Work to complete –
Find the string "Operating" in the entries and copy each line that has it.

Records from a collection of figures
= = = = = = =

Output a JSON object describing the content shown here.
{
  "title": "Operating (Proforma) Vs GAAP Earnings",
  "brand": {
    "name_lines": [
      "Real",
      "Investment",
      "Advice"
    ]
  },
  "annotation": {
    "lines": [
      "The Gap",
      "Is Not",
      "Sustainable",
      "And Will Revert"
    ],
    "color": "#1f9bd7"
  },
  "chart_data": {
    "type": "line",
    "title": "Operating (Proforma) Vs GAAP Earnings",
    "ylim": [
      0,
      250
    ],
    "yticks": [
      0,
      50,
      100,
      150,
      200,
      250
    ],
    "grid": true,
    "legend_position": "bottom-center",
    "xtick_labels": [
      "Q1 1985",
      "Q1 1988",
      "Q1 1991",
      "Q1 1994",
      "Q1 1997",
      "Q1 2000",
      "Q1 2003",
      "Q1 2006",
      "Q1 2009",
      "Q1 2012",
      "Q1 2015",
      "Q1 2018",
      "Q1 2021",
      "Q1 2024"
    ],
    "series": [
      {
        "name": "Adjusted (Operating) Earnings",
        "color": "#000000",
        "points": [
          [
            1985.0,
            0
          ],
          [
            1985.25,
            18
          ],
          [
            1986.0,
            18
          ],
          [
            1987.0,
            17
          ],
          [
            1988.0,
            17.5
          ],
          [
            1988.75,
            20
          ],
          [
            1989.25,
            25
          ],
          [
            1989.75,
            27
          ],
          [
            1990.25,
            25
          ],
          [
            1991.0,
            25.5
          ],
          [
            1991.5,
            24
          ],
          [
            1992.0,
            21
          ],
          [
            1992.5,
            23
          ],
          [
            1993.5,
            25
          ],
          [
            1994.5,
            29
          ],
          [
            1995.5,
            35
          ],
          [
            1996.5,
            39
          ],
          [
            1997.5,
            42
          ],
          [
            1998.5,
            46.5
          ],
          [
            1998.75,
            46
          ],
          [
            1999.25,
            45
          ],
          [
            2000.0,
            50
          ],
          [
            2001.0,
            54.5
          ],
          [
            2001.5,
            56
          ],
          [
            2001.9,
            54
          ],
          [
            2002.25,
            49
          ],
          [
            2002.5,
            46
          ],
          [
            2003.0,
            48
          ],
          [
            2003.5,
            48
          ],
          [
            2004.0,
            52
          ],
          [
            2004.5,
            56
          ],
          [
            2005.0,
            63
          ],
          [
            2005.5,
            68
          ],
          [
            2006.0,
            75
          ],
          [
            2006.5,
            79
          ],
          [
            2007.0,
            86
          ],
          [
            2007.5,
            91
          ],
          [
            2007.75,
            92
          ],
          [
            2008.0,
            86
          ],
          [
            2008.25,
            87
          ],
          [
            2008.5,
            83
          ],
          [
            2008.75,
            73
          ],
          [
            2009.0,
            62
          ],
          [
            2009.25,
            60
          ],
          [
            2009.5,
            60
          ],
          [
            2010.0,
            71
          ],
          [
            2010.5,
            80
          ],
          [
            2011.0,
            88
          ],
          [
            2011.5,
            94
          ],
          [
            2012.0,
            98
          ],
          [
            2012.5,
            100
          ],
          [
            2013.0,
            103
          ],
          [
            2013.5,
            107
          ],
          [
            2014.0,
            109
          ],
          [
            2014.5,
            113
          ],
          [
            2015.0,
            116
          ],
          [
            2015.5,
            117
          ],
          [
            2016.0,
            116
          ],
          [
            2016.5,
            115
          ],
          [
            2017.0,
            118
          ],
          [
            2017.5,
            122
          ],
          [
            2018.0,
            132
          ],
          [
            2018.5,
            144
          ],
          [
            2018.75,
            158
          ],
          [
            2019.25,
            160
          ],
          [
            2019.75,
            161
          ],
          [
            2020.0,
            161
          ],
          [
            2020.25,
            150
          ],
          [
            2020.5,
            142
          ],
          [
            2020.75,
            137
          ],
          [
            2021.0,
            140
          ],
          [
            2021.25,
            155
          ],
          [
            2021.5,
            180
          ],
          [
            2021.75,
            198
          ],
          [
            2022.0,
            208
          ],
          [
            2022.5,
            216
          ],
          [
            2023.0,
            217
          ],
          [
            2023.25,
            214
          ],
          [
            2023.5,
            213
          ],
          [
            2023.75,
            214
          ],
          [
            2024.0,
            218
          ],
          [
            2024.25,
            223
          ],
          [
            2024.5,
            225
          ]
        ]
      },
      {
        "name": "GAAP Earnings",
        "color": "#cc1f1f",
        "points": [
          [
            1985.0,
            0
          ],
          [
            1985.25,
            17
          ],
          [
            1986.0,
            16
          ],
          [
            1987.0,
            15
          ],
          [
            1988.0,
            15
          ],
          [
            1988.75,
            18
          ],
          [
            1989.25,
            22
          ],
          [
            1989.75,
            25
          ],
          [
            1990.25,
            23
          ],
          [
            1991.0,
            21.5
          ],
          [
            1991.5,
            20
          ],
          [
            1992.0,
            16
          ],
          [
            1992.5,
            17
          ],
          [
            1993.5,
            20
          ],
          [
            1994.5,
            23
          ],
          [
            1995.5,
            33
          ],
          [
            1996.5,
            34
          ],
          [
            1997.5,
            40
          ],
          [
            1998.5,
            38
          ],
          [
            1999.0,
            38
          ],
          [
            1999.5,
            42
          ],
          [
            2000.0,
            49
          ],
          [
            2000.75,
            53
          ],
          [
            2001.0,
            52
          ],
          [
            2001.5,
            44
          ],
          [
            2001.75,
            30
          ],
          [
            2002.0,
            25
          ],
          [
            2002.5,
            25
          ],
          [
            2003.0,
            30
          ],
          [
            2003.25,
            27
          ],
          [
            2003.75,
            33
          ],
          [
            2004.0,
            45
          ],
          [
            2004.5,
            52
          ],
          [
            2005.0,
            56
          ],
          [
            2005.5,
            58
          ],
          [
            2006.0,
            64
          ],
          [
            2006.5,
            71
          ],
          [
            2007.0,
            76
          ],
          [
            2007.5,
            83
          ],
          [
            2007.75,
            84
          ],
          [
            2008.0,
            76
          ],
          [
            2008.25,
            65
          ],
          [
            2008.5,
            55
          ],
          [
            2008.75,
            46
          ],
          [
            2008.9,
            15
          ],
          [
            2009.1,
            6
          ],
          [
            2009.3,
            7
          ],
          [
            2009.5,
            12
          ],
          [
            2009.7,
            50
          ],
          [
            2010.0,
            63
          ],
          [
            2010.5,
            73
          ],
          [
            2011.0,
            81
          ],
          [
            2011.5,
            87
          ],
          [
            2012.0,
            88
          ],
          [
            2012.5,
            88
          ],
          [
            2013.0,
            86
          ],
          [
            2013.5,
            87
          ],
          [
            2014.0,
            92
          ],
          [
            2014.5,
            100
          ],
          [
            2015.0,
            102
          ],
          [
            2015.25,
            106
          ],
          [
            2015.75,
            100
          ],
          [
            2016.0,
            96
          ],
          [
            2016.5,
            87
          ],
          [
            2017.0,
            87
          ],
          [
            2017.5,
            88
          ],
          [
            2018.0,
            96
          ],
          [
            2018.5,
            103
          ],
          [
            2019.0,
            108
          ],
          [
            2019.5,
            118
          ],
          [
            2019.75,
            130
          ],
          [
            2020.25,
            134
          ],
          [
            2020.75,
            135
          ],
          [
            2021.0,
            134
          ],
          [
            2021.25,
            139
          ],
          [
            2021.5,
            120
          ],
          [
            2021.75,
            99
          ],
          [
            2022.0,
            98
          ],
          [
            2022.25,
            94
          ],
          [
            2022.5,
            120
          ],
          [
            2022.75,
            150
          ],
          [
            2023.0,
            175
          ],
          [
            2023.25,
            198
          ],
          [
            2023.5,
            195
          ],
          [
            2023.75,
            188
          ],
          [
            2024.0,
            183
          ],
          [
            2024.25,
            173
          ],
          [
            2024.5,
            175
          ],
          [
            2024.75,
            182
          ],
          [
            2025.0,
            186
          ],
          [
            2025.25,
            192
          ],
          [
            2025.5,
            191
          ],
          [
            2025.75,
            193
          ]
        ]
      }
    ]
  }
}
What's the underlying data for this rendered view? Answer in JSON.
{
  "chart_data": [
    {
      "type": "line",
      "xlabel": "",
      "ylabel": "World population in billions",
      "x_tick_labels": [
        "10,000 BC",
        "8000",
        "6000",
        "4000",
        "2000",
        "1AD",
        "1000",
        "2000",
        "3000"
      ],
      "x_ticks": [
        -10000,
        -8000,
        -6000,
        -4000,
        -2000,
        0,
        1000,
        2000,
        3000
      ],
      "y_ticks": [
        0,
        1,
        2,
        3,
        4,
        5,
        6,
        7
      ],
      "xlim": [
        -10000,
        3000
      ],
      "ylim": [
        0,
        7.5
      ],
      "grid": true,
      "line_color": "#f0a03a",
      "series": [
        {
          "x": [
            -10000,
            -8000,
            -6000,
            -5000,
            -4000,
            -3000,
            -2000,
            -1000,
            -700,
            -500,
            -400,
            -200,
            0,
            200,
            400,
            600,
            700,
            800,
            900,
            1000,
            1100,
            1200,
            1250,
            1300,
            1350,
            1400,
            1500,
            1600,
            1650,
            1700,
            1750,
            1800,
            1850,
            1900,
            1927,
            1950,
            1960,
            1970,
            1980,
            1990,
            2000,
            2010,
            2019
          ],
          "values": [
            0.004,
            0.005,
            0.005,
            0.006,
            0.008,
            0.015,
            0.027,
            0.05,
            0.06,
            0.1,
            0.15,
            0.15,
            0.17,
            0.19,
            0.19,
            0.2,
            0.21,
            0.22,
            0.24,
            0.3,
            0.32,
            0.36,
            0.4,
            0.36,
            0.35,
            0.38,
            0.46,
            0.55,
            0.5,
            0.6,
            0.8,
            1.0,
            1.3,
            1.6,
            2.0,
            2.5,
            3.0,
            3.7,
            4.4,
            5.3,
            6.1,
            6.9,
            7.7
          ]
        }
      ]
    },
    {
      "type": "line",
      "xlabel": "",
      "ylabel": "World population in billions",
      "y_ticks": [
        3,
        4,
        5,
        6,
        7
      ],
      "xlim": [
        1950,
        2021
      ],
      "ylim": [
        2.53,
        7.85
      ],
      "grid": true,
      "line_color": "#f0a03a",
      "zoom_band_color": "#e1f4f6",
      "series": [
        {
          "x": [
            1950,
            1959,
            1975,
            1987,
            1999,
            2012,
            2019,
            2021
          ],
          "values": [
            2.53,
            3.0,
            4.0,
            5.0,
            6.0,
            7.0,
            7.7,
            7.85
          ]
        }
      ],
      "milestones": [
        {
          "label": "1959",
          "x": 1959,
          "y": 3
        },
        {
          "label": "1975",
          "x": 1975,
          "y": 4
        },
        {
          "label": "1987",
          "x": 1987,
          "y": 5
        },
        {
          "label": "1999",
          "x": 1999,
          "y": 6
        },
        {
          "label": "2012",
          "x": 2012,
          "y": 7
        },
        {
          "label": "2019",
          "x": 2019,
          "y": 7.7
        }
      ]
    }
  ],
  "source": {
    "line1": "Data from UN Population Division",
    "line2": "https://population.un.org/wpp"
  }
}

= = = = = = =

Output for this exercise –
  "title": "Operating (Proforma) Vs GAAP Earnings",
    "title": "Operating (Proforma) Vs GAAP Earnings",
        "name": "Adjusted (Operating) Earnings",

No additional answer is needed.